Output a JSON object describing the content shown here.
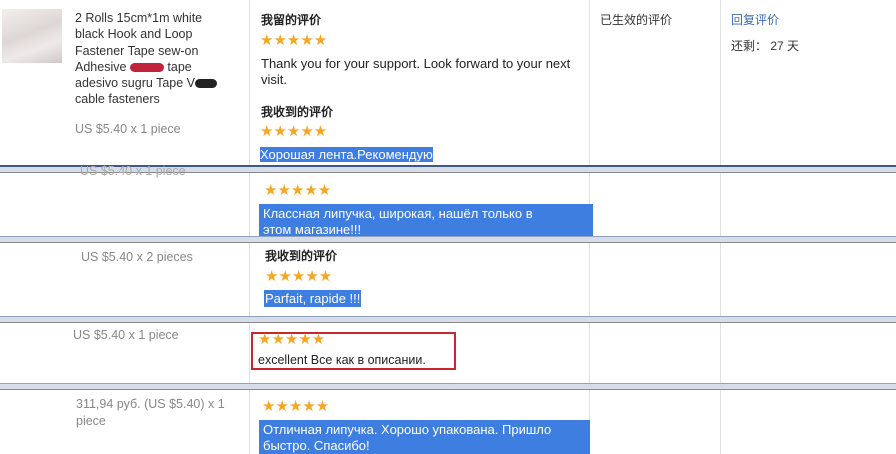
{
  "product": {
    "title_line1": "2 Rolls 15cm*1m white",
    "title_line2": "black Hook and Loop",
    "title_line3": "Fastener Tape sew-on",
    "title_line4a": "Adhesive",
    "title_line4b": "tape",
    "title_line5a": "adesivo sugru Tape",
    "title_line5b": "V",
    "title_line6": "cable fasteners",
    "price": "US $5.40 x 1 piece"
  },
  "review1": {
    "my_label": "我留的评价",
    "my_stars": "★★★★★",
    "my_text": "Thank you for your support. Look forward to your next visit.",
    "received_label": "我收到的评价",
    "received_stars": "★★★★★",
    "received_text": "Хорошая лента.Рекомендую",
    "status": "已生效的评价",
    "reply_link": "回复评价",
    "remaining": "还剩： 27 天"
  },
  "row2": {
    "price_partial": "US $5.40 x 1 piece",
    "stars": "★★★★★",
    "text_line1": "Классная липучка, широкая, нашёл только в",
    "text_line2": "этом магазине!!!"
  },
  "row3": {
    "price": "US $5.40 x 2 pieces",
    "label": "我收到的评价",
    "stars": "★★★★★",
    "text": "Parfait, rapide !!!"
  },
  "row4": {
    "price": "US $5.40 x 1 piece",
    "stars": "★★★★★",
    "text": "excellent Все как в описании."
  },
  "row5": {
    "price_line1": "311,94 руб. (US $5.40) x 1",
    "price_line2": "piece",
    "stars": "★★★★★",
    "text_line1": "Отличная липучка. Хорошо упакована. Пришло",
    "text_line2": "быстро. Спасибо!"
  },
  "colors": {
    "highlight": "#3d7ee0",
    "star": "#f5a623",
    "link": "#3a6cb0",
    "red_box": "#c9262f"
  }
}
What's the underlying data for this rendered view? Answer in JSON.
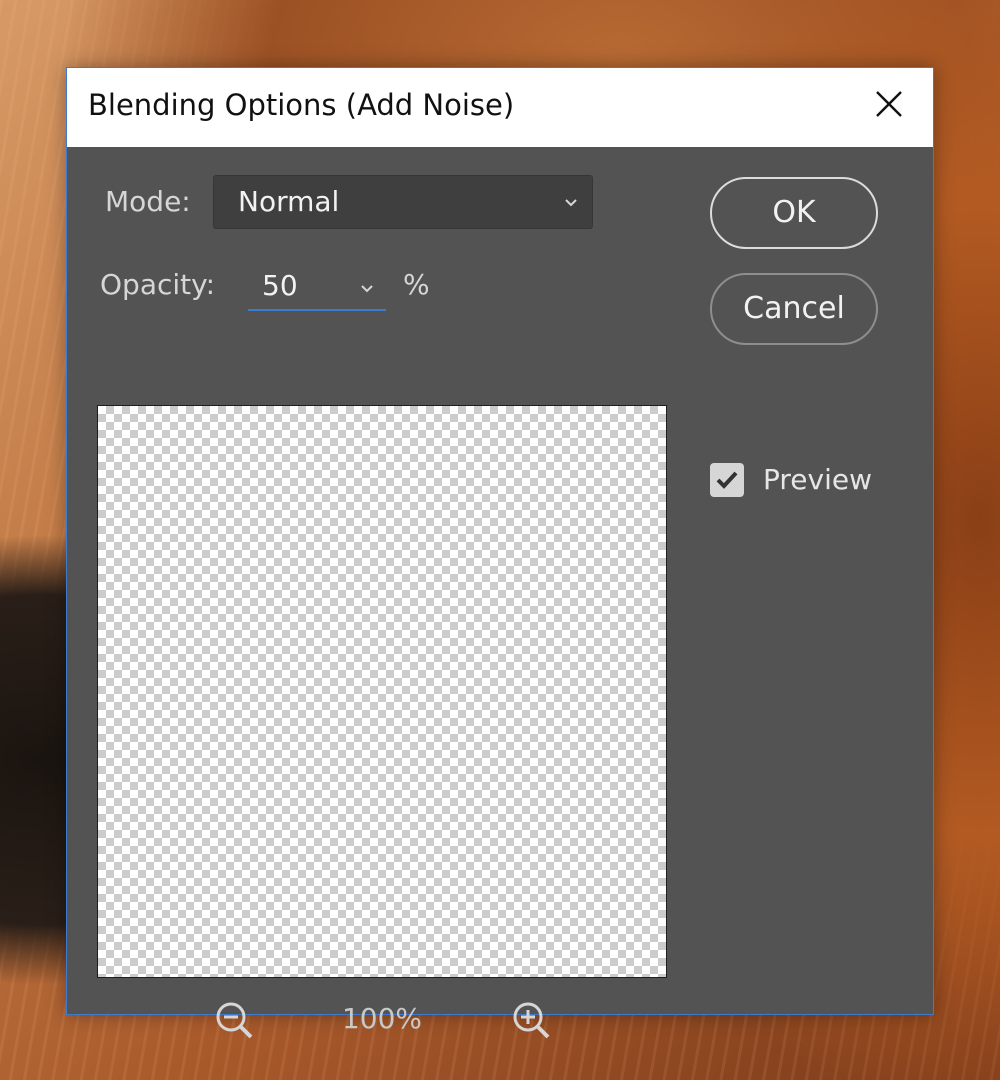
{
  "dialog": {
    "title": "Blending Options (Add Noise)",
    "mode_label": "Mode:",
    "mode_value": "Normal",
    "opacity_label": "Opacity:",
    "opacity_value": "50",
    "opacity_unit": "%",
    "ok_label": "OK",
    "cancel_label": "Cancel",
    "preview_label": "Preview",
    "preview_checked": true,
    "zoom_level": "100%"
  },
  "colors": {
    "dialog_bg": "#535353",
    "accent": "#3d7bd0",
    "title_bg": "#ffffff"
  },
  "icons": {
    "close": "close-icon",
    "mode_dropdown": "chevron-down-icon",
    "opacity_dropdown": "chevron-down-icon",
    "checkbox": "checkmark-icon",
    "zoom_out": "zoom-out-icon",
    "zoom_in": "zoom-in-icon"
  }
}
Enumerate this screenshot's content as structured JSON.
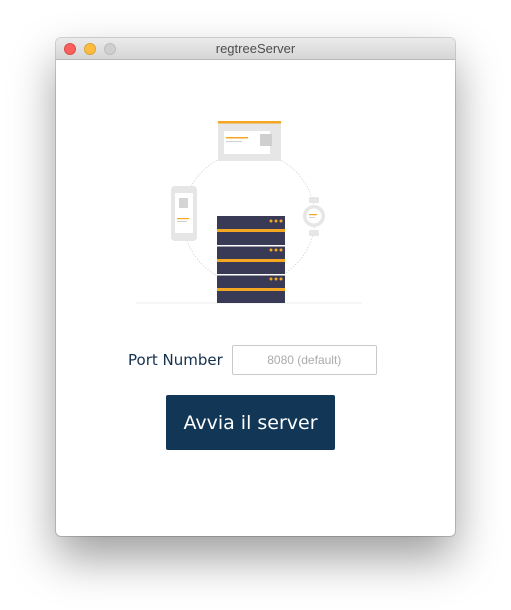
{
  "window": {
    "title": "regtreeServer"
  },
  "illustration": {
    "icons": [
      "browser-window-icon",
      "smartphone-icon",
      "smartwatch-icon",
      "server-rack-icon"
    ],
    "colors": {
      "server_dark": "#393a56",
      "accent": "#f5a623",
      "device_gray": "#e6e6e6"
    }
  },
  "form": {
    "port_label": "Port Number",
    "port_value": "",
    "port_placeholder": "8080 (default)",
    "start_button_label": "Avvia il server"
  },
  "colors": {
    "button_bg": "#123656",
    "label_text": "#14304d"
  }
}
# # # # # # #
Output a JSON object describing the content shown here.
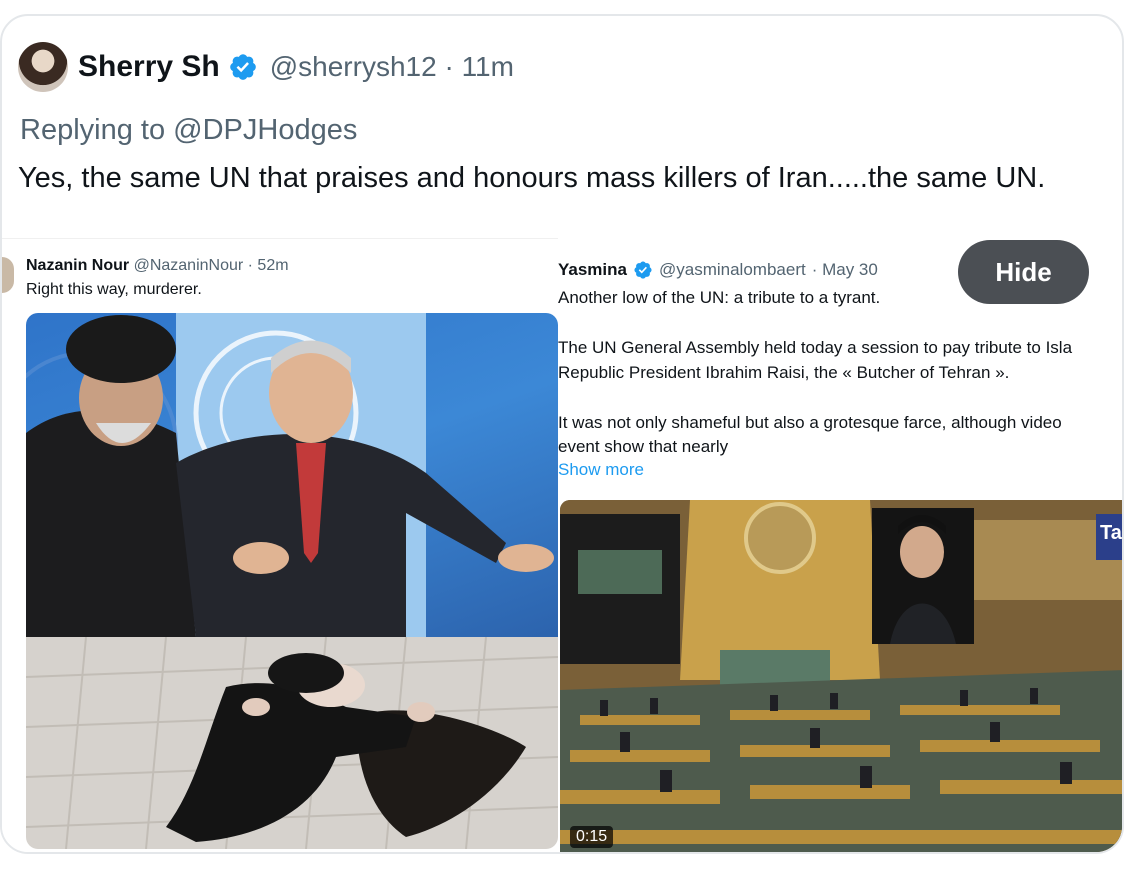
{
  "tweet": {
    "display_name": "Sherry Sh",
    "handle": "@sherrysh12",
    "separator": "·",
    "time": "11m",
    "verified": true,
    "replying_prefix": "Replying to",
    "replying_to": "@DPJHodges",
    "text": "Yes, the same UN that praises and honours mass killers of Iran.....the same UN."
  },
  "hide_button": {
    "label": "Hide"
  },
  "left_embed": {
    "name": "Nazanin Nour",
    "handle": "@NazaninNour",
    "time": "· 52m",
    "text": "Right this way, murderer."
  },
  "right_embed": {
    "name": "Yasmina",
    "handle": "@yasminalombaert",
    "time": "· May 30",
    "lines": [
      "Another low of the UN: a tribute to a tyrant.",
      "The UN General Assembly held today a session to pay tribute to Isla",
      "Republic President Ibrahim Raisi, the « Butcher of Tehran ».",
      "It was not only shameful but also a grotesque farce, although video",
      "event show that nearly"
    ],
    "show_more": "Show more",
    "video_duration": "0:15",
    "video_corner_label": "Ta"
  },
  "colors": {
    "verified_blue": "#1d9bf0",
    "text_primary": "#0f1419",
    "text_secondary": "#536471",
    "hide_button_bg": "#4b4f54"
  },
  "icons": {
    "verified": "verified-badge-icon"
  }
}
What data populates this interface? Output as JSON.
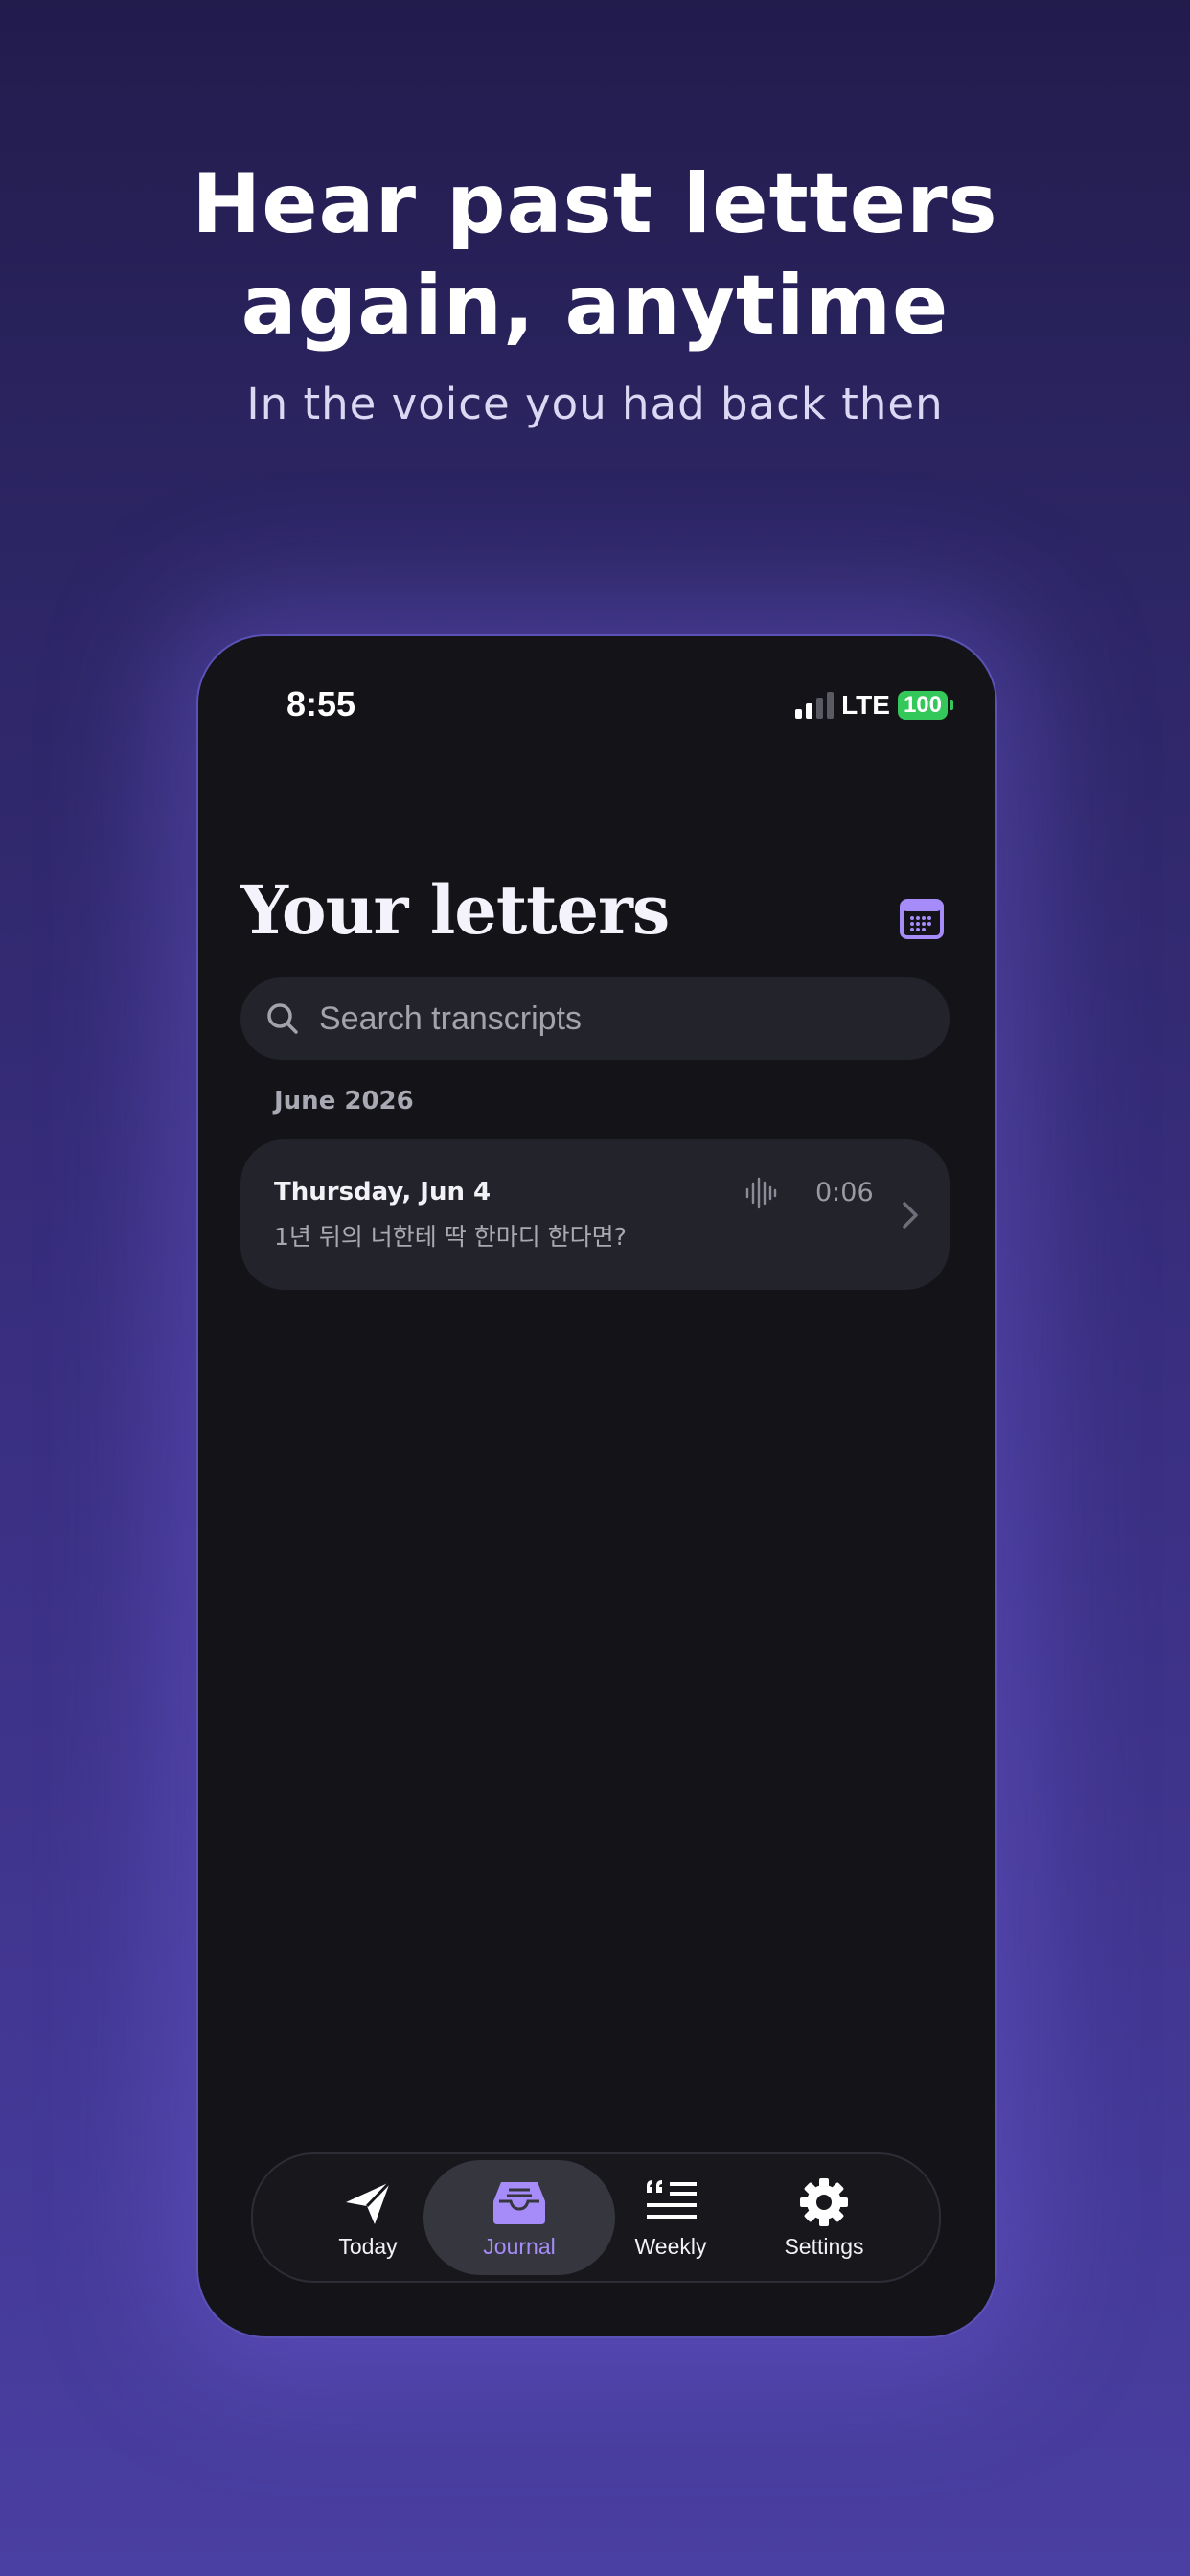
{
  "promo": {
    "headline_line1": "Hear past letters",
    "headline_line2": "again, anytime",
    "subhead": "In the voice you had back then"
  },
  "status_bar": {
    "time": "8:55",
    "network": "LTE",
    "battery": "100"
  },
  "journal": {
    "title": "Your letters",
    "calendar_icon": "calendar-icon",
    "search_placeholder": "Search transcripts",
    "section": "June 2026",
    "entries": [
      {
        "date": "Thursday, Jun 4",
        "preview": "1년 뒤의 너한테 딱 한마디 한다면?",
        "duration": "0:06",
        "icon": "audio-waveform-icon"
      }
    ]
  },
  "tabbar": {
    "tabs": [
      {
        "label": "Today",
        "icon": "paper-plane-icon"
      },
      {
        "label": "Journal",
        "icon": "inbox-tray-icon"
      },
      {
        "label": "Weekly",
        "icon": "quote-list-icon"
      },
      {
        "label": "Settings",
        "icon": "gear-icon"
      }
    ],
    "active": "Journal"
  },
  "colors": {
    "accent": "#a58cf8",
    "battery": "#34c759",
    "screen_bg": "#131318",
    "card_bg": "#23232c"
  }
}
# # # # # # #
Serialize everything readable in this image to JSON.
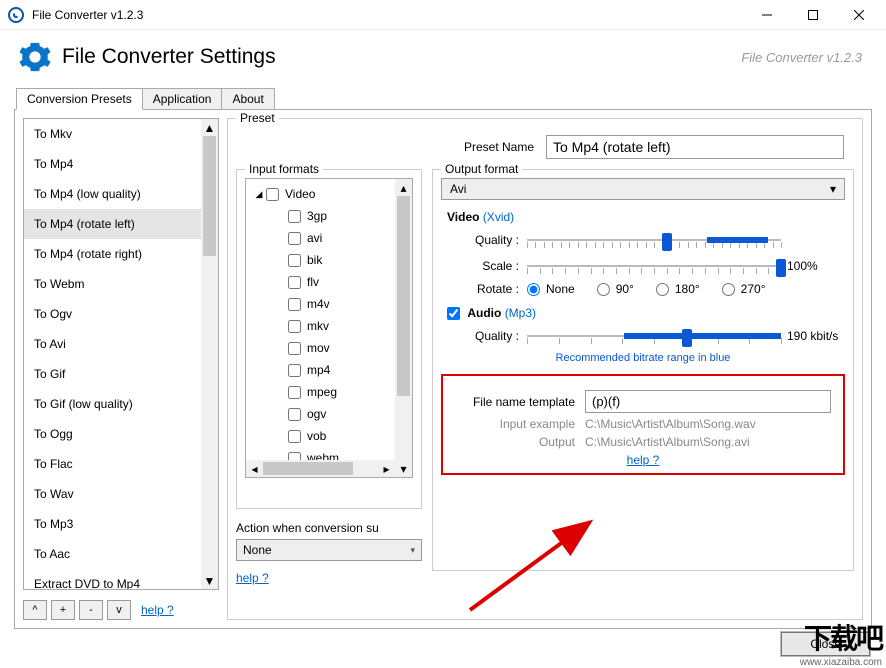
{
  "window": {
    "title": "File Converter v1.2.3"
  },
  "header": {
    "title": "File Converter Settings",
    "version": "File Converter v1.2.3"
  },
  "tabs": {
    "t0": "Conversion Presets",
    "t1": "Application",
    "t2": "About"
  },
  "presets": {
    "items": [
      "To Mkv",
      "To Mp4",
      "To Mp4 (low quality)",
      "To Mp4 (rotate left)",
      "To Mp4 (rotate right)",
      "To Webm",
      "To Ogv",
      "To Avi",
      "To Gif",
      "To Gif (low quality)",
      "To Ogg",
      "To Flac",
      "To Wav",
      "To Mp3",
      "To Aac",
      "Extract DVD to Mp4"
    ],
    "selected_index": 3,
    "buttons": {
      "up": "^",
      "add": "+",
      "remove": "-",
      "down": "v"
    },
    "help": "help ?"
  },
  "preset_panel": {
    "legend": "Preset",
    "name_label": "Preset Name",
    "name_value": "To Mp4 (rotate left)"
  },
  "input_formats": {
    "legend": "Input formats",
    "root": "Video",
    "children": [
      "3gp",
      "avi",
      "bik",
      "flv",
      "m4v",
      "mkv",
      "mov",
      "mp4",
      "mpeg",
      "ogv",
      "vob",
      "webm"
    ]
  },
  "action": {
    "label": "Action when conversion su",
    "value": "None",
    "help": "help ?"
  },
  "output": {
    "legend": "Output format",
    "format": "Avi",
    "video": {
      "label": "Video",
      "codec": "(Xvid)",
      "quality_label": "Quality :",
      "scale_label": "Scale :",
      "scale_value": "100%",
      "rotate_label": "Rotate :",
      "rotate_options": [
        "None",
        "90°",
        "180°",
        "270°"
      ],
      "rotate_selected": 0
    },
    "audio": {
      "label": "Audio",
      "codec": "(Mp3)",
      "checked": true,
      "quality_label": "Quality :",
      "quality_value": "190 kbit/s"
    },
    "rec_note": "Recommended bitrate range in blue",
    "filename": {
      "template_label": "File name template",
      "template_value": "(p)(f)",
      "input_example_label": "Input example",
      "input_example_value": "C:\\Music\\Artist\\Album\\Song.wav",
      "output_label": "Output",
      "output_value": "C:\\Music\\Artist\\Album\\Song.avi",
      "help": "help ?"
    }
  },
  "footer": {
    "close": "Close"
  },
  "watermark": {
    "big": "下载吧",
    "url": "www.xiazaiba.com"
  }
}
# # # # # # #
§ Brief:
From the listing above, pick out every line containing "липучка".

§ Output of the exercise:
    "text_line1": "Классная липучка, широкая, нашёл только в",
    "text_line1": "Отличная липучка. Хорошо упакована. Пришло",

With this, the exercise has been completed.